= Aim =
Say how many lines hold the string "Trabajo", and nothing more.

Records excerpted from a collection
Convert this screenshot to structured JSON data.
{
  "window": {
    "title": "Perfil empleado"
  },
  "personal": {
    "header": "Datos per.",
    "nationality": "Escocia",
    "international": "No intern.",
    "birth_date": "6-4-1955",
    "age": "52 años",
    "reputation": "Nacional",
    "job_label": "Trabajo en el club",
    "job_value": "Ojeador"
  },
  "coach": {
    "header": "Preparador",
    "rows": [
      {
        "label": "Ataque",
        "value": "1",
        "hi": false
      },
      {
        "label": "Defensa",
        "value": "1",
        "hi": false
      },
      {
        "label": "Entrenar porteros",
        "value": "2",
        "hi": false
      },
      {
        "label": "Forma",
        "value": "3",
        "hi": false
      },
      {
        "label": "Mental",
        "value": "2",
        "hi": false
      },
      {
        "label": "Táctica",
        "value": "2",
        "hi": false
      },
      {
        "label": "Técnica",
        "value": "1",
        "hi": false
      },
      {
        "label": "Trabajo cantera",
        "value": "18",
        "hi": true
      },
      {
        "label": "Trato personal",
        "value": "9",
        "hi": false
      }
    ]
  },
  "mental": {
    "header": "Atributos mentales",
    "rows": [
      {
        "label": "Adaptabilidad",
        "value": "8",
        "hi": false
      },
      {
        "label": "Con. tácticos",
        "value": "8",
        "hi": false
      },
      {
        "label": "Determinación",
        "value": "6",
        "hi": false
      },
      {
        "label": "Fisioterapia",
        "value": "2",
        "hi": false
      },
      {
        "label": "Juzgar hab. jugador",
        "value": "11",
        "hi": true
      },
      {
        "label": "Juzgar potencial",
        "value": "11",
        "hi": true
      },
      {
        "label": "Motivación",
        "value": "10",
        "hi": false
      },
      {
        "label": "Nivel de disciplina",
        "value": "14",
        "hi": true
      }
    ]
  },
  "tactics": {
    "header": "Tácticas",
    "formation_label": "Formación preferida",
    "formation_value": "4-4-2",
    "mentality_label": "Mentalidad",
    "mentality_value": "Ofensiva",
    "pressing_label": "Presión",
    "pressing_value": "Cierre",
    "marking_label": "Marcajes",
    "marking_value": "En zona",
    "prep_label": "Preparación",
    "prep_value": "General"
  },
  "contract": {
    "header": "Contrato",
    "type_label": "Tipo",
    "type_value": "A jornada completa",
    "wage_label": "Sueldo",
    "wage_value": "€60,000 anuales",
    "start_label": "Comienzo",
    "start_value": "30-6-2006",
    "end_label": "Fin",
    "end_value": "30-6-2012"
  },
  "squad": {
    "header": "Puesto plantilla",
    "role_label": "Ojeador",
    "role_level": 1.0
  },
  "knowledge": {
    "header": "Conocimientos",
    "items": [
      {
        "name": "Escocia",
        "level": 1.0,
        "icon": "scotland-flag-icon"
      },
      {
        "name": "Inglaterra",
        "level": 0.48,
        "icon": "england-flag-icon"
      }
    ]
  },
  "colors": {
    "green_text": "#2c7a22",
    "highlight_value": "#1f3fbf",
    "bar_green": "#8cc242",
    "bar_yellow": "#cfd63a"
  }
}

= Expected answer =
2